**Brief**
Copy the records below exactly as they are written.

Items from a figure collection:
* * * *
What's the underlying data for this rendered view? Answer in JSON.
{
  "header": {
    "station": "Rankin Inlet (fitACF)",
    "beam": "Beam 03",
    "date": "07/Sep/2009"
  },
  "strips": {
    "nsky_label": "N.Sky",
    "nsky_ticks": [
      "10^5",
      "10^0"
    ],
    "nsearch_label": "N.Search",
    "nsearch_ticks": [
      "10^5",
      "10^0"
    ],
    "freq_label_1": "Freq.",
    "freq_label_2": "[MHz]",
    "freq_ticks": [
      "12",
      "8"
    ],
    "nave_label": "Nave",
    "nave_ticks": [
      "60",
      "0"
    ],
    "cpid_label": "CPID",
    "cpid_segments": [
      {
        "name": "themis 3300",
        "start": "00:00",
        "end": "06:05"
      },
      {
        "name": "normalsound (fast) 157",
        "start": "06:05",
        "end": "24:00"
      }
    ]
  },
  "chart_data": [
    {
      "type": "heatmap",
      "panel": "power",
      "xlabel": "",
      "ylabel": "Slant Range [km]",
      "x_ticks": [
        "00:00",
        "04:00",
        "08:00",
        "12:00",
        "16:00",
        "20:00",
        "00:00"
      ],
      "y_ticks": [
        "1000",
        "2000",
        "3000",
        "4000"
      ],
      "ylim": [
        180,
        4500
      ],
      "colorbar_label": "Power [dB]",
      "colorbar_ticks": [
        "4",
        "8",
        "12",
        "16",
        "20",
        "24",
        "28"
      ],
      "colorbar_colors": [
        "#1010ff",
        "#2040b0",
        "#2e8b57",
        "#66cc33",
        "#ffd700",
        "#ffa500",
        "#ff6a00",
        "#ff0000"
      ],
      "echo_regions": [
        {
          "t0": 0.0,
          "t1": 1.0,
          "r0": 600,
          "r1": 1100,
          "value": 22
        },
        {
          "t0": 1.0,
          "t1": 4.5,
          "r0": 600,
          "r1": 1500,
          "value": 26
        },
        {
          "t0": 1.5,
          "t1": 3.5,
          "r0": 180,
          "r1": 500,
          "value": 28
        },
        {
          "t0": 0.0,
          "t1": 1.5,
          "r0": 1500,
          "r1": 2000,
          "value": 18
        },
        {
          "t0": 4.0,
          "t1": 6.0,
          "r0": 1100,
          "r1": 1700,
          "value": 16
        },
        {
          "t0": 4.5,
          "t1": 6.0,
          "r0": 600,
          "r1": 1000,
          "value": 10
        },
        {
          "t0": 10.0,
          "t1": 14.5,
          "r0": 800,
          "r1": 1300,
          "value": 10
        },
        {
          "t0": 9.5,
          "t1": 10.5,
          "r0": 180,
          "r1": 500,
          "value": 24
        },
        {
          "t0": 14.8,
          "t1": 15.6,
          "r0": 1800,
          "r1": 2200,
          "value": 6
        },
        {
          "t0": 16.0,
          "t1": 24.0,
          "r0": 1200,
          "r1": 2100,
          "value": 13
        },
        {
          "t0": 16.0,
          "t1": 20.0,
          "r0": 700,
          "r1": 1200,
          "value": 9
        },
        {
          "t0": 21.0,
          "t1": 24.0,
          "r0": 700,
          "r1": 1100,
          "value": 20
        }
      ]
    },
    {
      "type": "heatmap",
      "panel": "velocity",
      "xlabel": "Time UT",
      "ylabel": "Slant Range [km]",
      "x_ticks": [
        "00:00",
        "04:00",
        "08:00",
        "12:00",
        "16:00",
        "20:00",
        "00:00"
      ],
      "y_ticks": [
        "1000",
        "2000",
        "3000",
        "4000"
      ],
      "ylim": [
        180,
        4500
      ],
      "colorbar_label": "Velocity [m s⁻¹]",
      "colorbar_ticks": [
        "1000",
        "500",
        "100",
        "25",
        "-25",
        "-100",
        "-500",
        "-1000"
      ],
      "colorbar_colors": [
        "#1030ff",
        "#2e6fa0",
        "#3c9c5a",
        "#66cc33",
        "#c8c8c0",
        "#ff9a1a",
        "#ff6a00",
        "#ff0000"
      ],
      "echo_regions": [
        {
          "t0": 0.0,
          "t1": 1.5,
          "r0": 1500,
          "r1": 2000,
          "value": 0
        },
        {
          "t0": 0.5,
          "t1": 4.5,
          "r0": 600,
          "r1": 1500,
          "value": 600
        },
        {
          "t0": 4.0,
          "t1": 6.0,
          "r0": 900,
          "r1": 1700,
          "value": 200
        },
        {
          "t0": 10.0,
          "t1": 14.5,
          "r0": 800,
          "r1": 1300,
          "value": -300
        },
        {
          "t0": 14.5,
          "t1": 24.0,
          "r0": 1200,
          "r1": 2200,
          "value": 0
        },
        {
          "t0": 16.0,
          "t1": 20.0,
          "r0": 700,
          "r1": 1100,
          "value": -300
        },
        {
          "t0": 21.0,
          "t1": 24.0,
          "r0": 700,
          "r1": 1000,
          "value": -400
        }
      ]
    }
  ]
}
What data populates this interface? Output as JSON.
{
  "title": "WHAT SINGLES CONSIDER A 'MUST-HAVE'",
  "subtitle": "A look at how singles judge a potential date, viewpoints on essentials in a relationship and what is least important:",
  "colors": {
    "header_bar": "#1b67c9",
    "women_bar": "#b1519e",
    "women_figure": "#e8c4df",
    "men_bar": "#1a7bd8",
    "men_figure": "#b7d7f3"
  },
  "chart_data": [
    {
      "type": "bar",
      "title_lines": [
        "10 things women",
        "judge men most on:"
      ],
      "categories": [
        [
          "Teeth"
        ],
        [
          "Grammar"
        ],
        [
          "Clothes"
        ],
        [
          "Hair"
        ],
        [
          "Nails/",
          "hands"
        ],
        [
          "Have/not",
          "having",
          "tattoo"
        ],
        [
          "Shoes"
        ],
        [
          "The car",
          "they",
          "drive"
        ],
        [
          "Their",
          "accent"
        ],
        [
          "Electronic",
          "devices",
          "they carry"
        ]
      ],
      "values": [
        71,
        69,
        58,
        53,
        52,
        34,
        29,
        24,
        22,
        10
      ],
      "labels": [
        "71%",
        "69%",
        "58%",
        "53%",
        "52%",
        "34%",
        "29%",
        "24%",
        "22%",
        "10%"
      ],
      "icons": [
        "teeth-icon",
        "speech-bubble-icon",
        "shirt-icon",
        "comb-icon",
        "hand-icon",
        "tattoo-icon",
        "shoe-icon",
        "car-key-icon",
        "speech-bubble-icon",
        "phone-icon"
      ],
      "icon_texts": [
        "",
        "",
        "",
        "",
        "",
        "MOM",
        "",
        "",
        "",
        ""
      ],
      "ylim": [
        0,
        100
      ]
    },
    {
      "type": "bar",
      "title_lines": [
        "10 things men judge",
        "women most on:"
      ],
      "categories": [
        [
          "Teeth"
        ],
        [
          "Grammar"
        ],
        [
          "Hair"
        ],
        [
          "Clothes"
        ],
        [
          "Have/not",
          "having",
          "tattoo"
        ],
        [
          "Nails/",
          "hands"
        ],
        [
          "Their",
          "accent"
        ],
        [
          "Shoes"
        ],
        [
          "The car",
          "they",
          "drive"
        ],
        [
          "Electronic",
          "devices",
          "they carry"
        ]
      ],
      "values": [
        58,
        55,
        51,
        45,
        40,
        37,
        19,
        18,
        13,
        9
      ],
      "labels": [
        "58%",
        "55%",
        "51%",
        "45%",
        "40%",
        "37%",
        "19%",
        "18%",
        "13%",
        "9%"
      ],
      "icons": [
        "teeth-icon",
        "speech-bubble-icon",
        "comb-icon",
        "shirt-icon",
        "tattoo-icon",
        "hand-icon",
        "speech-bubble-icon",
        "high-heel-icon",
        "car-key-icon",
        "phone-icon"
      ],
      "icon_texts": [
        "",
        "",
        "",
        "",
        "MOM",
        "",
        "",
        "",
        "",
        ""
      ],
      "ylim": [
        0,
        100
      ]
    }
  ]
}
* * * *
**Exercise result**
What's the underlying data for this rendered view? Answer in JSON.
{
  "header": {
    "station": "Rankin Inlet (fitACF)",
    "beam": "Beam 03",
    "date": "07/Sep/2009"
  },
  "strips": {
    "nsky_label": "N.Sky",
    "nsky_ticks": [
      "10^5",
      "10^0"
    ],
    "nsearch_label": "N.Search",
    "nsearch_ticks": [
      "10^5",
      "10^0"
    ],
    "freq_label_1": "Freq.",
    "freq_label_2": "[MHz]",
    "freq_ticks": [
      "12",
      "8"
    ],
    "nave_label": "Nave",
    "nave_ticks": [
      "60",
      "0"
    ],
    "cpid_label": "CPID",
    "cpid_segments": [
      {
        "name": "themis 3300",
        "start": "00:00",
        "end": "06:05"
      },
      {
        "name": "normalsound (fast) 157",
        "start": "06:05",
        "end": "24:00"
      }
    ]
  },
  "chart_data": [
    {
      "type": "heatmap",
      "panel": "power",
      "xlabel": "",
      "ylabel": "Slant Range [km]",
      "x_ticks": [
        "00:00",
        "04:00",
        "08:00",
        "12:00",
        "16:00",
        "20:00",
        "00:00"
      ],
      "y_ticks": [
        "1000",
        "2000",
        "3000",
        "4000"
      ],
      "ylim": [
        180,
        4500
      ],
      "colorbar_label": "Power [dB]",
      "colorbar_ticks": [
        "4",
        "8",
        "12",
        "16",
        "20",
        "24",
        "28"
      ],
      "colorbar_colors": [
        "#1010ff",
        "#2040b0",
        "#2e8b57",
        "#66cc33",
        "#ffd700",
        "#ffa500",
        "#ff6a00",
        "#ff0000"
      ],
      "echo_regions": [
        {
          "t0": 0.0,
          "t1": 1.0,
          "r0": 600,
          "r1": 1100,
          "value": 22
        },
        {
          "t0": 1.0,
          "t1": 4.5,
          "r0": 600,
          "r1": 1500,
          "value": 26
        },
        {
          "t0": 1.5,
          "t1": 3.5,
          "r0": 180,
          "r1": 500,
          "value": 28
        },
        {
          "t0": 0.0,
          "t1": 1.5,
          "r0": 1500,
          "r1": 2000,
          "value": 18
        },
        {
          "t0": 4.0,
          "t1": 6.0,
          "r0": 1100,
          "r1": 1700,
          "value": 16
        },
        {
          "t0": 4.5,
          "t1": 6.0,
          "r0": 600,
          "r1": 1000,
          "value": 10
        },
        {
          "t0": 10.0,
          "t1": 14.5,
          "r0": 800,
          "r1": 1300,
          "value": 10
        },
        {
          "t0": 9.5,
          "t1": 10.5,
          "r0": 180,
          "r1": 500,
          "value": 24
        },
        {
          "t0": 14.8,
          "t1": 15.6,
          "r0": 1800,
          "r1": 2200,
          "value": 6
        },
        {
          "t0": 16.0,
          "t1": 24.0,
          "r0": 1200,
          "r1": 2100,
          "value": 13
        },
        {
          "t0": 16.0,
          "t1": 20.0,
          "r0": 700,
          "r1": 1200,
          "value": 9
        },
        {
          "t0": 21.0,
          "t1": 24.0,
          "r0": 700,
          "r1": 1100,
          "value": 20
        }
      ]
    },
    {
      "type": "heatmap",
      "panel": "velocity",
      "xlabel": "Time UT",
      "ylabel": "Slant Range [km]",
      "x_ticks": [
        "00:00",
        "04:00",
        "08:00",
        "12:00",
        "16:00",
        "20:00",
        "00:00"
      ],
      "y_ticks": [
        "1000",
        "2000",
        "3000",
        "4000"
      ],
      "ylim": [
        180,
        4500
      ],
      "colorbar_label": "Velocity [m s⁻¹]",
      "colorbar_ticks": [
        "1000",
        "500",
        "100",
        "25",
        "-25",
        "-100",
        "-500",
        "-1000"
      ],
      "colorbar_colors": [
        "#1030ff",
        "#2e6fa0",
        "#3c9c5a",
        "#66cc33",
        "#c8c8c0",
        "#ff9a1a",
        "#ff6a00",
        "#ff0000"
      ],
      "echo_regions": [
        {
          "t0": 0.0,
          "t1": 1.5,
          "r0": 1500,
          "r1": 2000,
          "value": 0
        },
        {
          "t0": 0.5,
          "t1": 4.5,
          "r0": 600,
          "r1": 1500,
          "value": 600
        },
        {
          "t0": 4.0,
          "t1": 6.0,
          "r0": 900,
          "r1": 1700,
          "value": 200
        },
        {
          "t0": 10.0,
          "t1": 14.5,
          "r0": 800,
          "r1": 1300,
          "value": -300
        },
        {
          "t0": 14.5,
          "t1": 24.0,
          "r0": 1200,
          "r1": 2200,
          "value": 0
        },
        {
          "t0": 16.0,
          "t1": 20.0,
          "r0": 700,
          "r1": 1100,
          "value": -300
        },
        {
          "t0": 21.0,
          "t1": 24.0,
          "r0": 700,
          "r1": 1000,
          "value": -400
        }
      ]
    }
  ]
}
What data populates this interface? Output as JSON.
{
  "title": "WHAT SINGLES CONSIDER A 'MUST-HAVE'",
  "subtitle": "A look at how singles judge a potential date, viewpoints on essentials in a relationship and what is least important:",
  "colors": {
    "header_bar": "#1b67c9",
    "women_bar": "#b1519e",
    "women_figure": "#e8c4df",
    "men_bar": "#1a7bd8",
    "men_figure": "#b7d7f3"
  },
  "chart_data": [
    {
      "type": "bar",
      "title_lines": [
        "10 things women",
        "judge men most on:"
      ],
      "categories": [
        [
          "Teeth"
        ],
        [
          "Grammar"
        ],
        [
          "Clothes"
        ],
        [
          "Hair"
        ],
        [
          "Nails/",
          "hands"
        ],
        [
          "Have/not",
          "having",
          "tattoo"
        ],
        [
          "Shoes"
        ],
        [
          "The car",
          "they",
          "drive"
        ],
        [
          "Their",
          "accent"
        ],
        [
          "Electronic",
          "devices",
          "they carry"
        ]
      ],
      "values": [
        71,
        69,
        58,
        53,
        52,
        34,
        29,
        24,
        22,
        10
      ],
      "labels": [
        "71%",
        "69%",
        "58%",
        "53%",
        "52%",
        "34%",
        "29%",
        "24%",
        "22%",
        "10%"
      ],
      "icons": [
        "teeth-icon",
        "speech-bubble-icon",
        "shirt-icon",
        "comb-icon",
        "hand-icon",
        "tattoo-icon",
        "shoe-icon",
        "car-key-icon",
        "speech-bubble-icon",
        "phone-icon"
      ],
      "icon_texts": [
        "",
        "",
        "",
        "",
        "",
        "MOM",
        "",
        "",
        "",
        ""
      ],
      "ylim": [
        0,
        100
      ]
    },
    {
      "type": "bar",
      "title_lines": [
        "10 things men judge",
        "women most on:"
      ],
      "categories": [
        [
          "Teeth"
        ],
        [
          "Grammar"
        ],
        [
          "Hair"
        ],
        [
          "Clothes"
        ],
        [
          "Have/not",
          "having",
          "tattoo"
        ],
        [
          "Nails/",
          "hands"
        ],
        [
          "Their",
          "accent"
        ],
        [
          "Shoes"
        ],
        [
          "The car",
          "they",
          "drive"
        ],
        [
          "Electronic",
          "devices",
          "they carry"
        ]
      ],
      "values": [
        58,
        55,
        51,
        45,
        40,
        37,
        19,
        18,
        13,
        9
      ],
      "labels": [
        "58%",
        "55%",
        "51%",
        "45%",
        "40%",
        "37%",
        "19%",
        "18%",
        "13%",
        "9%"
      ],
      "icons": [
        "teeth-icon",
        "speech-bubble-icon",
        "comb-icon",
        "shirt-icon",
        "tattoo-icon",
        "hand-icon",
        "speech-bubble-icon",
        "high-heel-icon",
        "car-key-icon",
        "phone-icon"
      ],
      "icon_texts": [
        "",
        "",
        "",
        "",
        "MOM",
        "",
        "",
        "",
        "",
        ""
      ],
      "ylim": [
        0,
        100
      ]
    }
  ]
}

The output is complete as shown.